The data:
>> Begin
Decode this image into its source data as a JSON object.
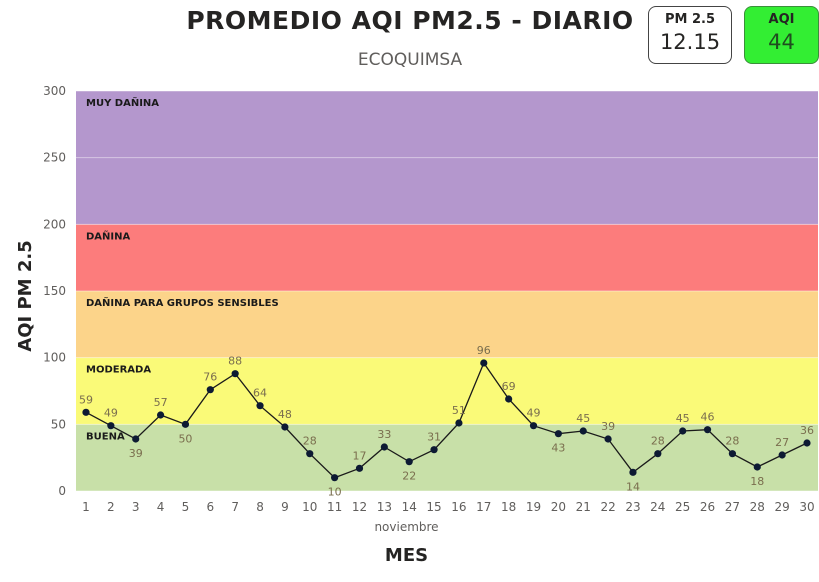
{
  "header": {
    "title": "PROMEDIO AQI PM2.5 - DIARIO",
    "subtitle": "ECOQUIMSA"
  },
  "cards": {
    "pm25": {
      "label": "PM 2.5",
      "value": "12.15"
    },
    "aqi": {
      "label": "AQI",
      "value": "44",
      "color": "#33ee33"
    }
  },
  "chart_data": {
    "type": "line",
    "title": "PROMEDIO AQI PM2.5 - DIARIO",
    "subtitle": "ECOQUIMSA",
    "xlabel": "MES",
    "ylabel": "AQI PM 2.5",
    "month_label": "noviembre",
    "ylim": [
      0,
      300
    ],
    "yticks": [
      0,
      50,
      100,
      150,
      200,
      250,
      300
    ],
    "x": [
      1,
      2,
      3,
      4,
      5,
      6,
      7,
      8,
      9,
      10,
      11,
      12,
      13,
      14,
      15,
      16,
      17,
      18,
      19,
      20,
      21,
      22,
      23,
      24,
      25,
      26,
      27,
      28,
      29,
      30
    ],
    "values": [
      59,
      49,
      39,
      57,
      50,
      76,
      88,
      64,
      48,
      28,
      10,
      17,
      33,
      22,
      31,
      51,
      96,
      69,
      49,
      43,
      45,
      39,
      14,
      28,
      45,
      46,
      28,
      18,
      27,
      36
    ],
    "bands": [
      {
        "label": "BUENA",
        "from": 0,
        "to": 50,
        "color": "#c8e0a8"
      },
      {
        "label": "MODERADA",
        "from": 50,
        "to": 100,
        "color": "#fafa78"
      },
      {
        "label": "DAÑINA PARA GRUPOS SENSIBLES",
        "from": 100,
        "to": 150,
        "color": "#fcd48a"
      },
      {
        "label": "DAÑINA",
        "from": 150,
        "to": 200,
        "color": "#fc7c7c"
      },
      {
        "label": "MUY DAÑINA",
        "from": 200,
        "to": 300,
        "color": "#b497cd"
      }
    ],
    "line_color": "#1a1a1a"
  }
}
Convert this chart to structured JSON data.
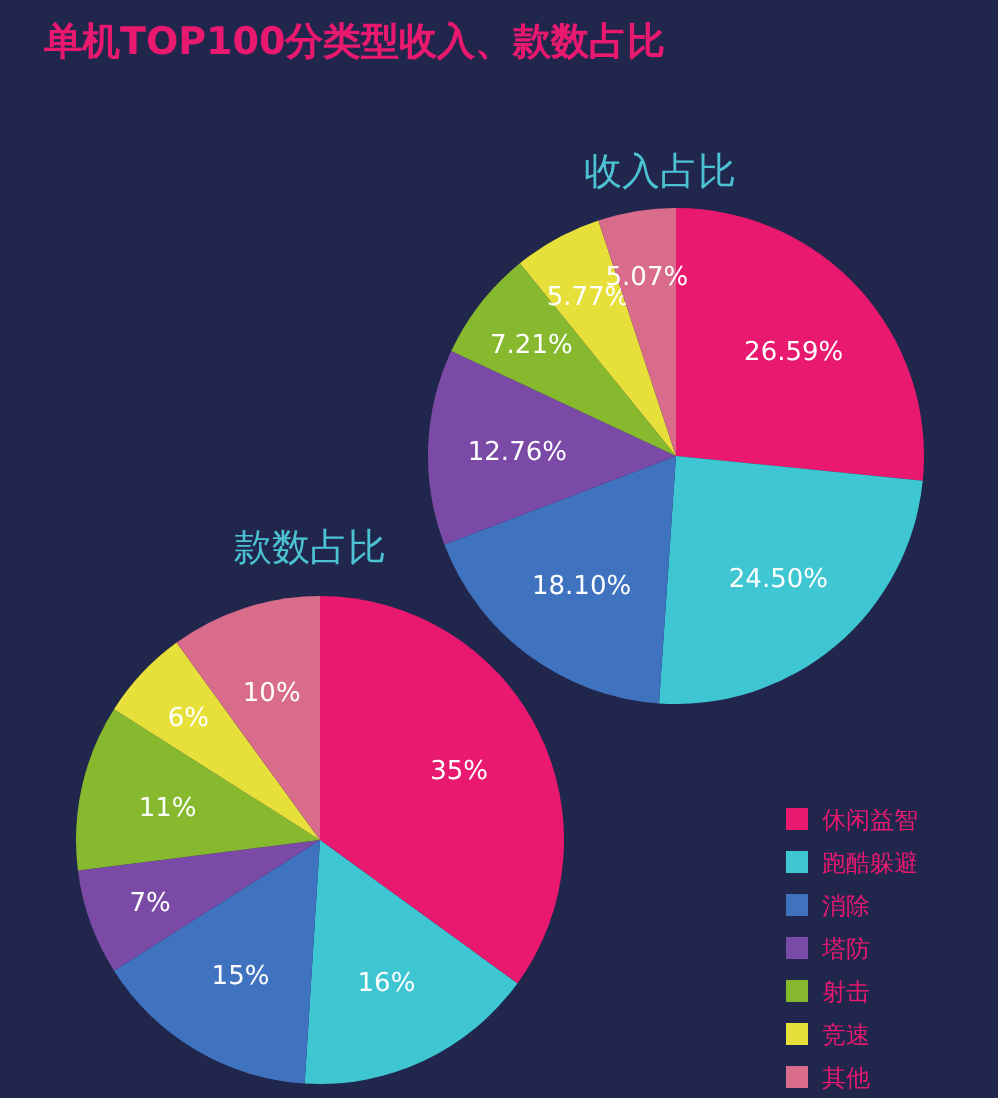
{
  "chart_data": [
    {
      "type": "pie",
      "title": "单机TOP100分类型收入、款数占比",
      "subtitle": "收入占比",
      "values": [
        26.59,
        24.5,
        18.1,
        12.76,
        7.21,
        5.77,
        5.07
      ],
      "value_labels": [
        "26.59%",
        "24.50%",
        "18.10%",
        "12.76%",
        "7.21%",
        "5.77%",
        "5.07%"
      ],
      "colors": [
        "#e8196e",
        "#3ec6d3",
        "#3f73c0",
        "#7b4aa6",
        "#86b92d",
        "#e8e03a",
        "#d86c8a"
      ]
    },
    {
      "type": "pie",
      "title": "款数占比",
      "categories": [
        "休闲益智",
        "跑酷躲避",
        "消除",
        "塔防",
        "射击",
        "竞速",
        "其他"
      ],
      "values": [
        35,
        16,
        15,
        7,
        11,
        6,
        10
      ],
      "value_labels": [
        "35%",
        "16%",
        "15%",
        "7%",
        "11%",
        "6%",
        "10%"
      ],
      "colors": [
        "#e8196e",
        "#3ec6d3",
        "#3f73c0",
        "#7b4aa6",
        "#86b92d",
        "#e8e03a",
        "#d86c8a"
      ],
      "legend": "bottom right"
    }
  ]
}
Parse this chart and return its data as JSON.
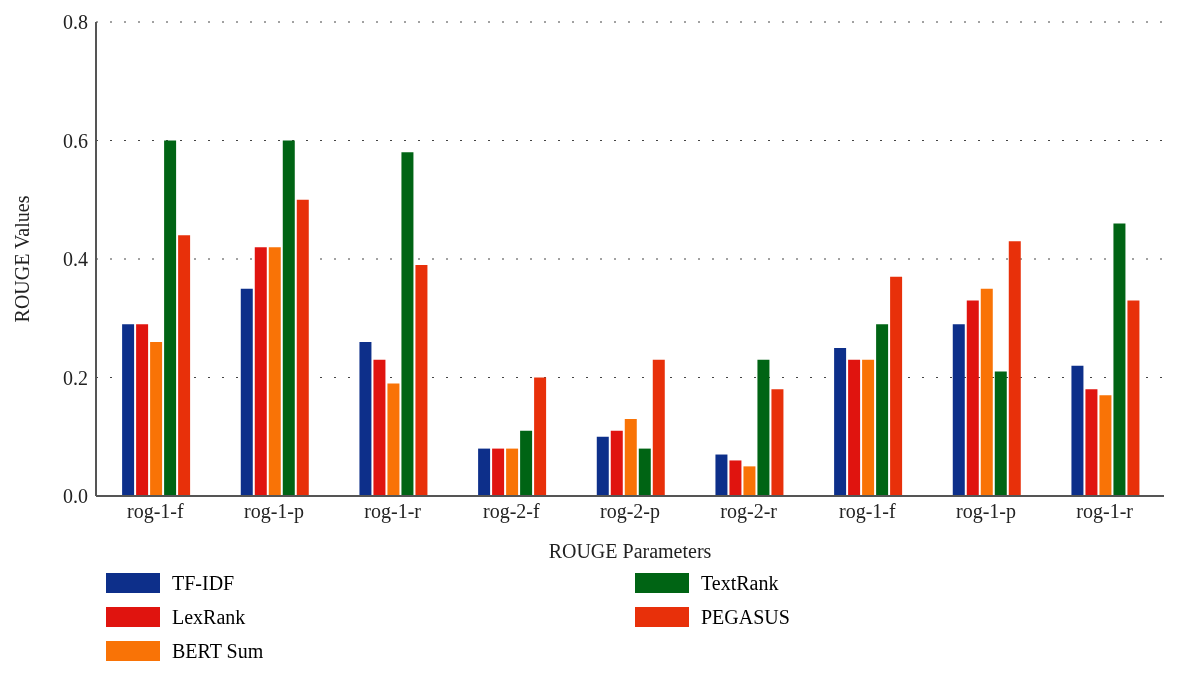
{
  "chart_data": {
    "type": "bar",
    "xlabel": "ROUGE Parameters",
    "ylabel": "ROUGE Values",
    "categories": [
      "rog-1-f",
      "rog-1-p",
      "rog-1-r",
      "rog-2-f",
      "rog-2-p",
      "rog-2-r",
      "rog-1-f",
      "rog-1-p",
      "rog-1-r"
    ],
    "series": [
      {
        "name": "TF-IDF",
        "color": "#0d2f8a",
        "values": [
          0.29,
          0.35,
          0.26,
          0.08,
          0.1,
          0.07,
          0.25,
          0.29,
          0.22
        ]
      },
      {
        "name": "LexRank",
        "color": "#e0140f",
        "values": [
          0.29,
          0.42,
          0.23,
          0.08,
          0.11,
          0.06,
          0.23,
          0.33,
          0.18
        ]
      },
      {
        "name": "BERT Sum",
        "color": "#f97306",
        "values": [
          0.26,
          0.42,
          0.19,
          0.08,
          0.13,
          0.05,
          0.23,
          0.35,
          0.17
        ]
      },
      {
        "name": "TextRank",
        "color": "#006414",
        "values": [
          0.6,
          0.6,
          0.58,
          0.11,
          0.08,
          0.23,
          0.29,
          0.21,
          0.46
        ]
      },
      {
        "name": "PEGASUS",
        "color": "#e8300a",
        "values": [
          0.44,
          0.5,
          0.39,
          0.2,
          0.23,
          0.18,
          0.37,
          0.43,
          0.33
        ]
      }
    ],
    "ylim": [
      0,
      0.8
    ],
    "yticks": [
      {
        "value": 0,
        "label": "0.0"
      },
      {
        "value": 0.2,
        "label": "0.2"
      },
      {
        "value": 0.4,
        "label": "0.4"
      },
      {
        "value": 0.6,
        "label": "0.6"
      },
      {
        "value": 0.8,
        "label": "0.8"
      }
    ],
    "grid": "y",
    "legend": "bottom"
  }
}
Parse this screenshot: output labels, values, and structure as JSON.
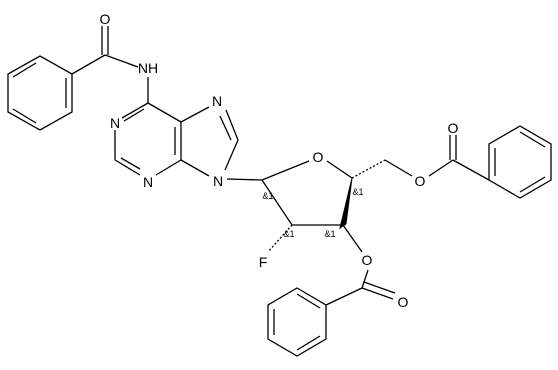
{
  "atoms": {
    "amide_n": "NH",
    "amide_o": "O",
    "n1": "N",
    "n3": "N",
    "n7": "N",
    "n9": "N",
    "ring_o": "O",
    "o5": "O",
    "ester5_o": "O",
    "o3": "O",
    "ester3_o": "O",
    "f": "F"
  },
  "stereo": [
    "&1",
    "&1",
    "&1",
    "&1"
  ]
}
>> End
What needs to be done: Quote every entry exactly, with the pictures omitted.

Complete response:
Decode this image into its source data as a JSON object.
{
  "header": {
    "title": "PROMEDIO AQI PM2.5 - DIARIO",
    "subtitle": "ECOQUIMSA"
  },
  "cards": {
    "pm25": {
      "label": "PM 2.5",
      "value": "12.15"
    },
    "aqi": {
      "label": "AQI",
      "value": "44",
      "color": "#33ee33"
    }
  },
  "chart_data": {
    "type": "line",
    "title": "PROMEDIO AQI PM2.5 - DIARIO",
    "subtitle": "ECOQUIMSA",
    "xlabel": "MES",
    "ylabel": "AQI PM 2.5",
    "month_label": "noviembre",
    "ylim": [
      0,
      300
    ],
    "yticks": [
      0,
      50,
      100,
      150,
      200,
      250,
      300
    ],
    "x": [
      1,
      2,
      3,
      4,
      5,
      6,
      7,
      8,
      9,
      10,
      11,
      12,
      13,
      14,
      15,
      16,
      17,
      18,
      19,
      20,
      21,
      22,
      23,
      24,
      25,
      26,
      27,
      28,
      29,
      30
    ],
    "values": [
      59,
      49,
      39,
      57,
      50,
      76,
      88,
      64,
      48,
      28,
      10,
      17,
      33,
      22,
      31,
      51,
      96,
      69,
      49,
      43,
      45,
      39,
      14,
      28,
      45,
      46,
      28,
      18,
      27,
      36
    ],
    "bands": [
      {
        "label": "BUENA",
        "from": 0,
        "to": 50,
        "color": "#c8e0a8"
      },
      {
        "label": "MODERADA",
        "from": 50,
        "to": 100,
        "color": "#fafa78"
      },
      {
        "label": "DAÑINA PARA GRUPOS SENSIBLES",
        "from": 100,
        "to": 150,
        "color": "#fcd48a"
      },
      {
        "label": "DAÑINA",
        "from": 150,
        "to": 200,
        "color": "#fc7c7c"
      },
      {
        "label": "MUY DAÑINA",
        "from": 200,
        "to": 300,
        "color": "#b497cd"
      }
    ],
    "line_color": "#1a1a1a"
  }
}
Convert this chart to structured JSON data.
{
  "chart_data": [
    {
      "type": "pie",
      "title": "单机TOP100分类型收入、款数占比",
      "subtitle": "收入占比",
      "values": [
        26.59,
        24.5,
        18.1,
        12.76,
        7.21,
        5.77,
        5.07
      ],
      "value_labels": [
        "26.59%",
        "24.50%",
        "18.10%",
        "12.76%",
        "7.21%",
        "5.77%",
        "5.07%"
      ],
      "colors": [
        "#e8196e",
        "#3ec6d3",
        "#3f73c0",
        "#7b4aa6",
        "#86b92d",
        "#e8e03a",
        "#d86c8a"
      ]
    },
    {
      "type": "pie",
      "title": "款数占比",
      "categories": [
        "休闲益智",
        "跑酷躲避",
        "消除",
        "塔防",
        "射击",
        "竞速",
        "其他"
      ],
      "values": [
        35,
        16,
        15,
        7,
        11,
        6,
        10
      ],
      "value_labels": [
        "35%",
        "16%",
        "15%",
        "7%",
        "11%",
        "6%",
        "10%"
      ],
      "colors": [
        "#e8196e",
        "#3ec6d3",
        "#3f73c0",
        "#7b4aa6",
        "#86b92d",
        "#e8e03a",
        "#d86c8a"
      ],
      "legend": "bottom right"
    }
  ]
}
Parse this chart and return its data as JSON.
{
  "chart_data": {
    "type": "bar",
    "xlabel": "ROUGE Parameters",
    "ylabel": "ROUGE Values",
    "categories": [
      "rog-1-f",
      "rog-1-p",
      "rog-1-r",
      "rog-2-f",
      "rog-2-p",
      "rog-2-r",
      "rog-1-f",
      "rog-1-p",
      "rog-1-r"
    ],
    "series": [
      {
        "name": "TF-IDF",
        "color": "#0d2f8a",
        "values": [
          0.29,
          0.35,
          0.26,
          0.08,
          0.1,
          0.07,
          0.25,
          0.29,
          0.22
        ]
      },
      {
        "name": "LexRank",
        "color": "#e0140f",
        "values": [
          0.29,
          0.42,
          0.23,
          0.08,
          0.11,
          0.06,
          0.23,
          0.33,
          0.18
        ]
      },
      {
        "name": "BERT Sum",
        "color": "#f97306",
        "values": [
          0.26,
          0.42,
          0.19,
          0.08,
          0.13,
          0.05,
          0.23,
          0.35,
          0.17
        ]
      },
      {
        "name": "TextRank",
        "color": "#006414",
        "values": [
          0.6,
          0.6,
          0.58,
          0.11,
          0.08,
          0.23,
          0.29,
          0.21,
          0.46
        ]
      },
      {
        "name": "PEGASUS",
        "color": "#e8300a",
        "values": [
          0.44,
          0.5,
          0.39,
          0.2,
          0.23,
          0.18,
          0.37,
          0.43,
          0.33
        ]
      }
    ],
    "ylim": [
      0,
      0.8
    ],
    "yticks": [
      {
        "value": 0,
        "label": "0.0"
      },
      {
        "value": 0.2,
        "label": "0.2"
      },
      {
        "value": 0.4,
        "label": "0.4"
      },
      {
        "value": 0.6,
        "label": "0.6"
      },
      {
        "value": 0.8,
        "label": "0.8"
      }
    ],
    "grid": "y",
    "legend": "bottom"
  }
}
Parse this screenshot: output labels, values, and structure as JSON.
{
  "atoms": {
    "amide_n": "NH",
    "amide_o": "O",
    "n1": "N",
    "n3": "N",
    "n7": "N",
    "n9": "N",
    "ring_o": "O",
    "o5": "O",
    "ester5_o": "O",
    "o3": "O",
    "ester3_o": "O",
    "f": "F"
  },
  "stereo": [
    "&1",
    "&1",
    "&1",
    "&1"
  ]
}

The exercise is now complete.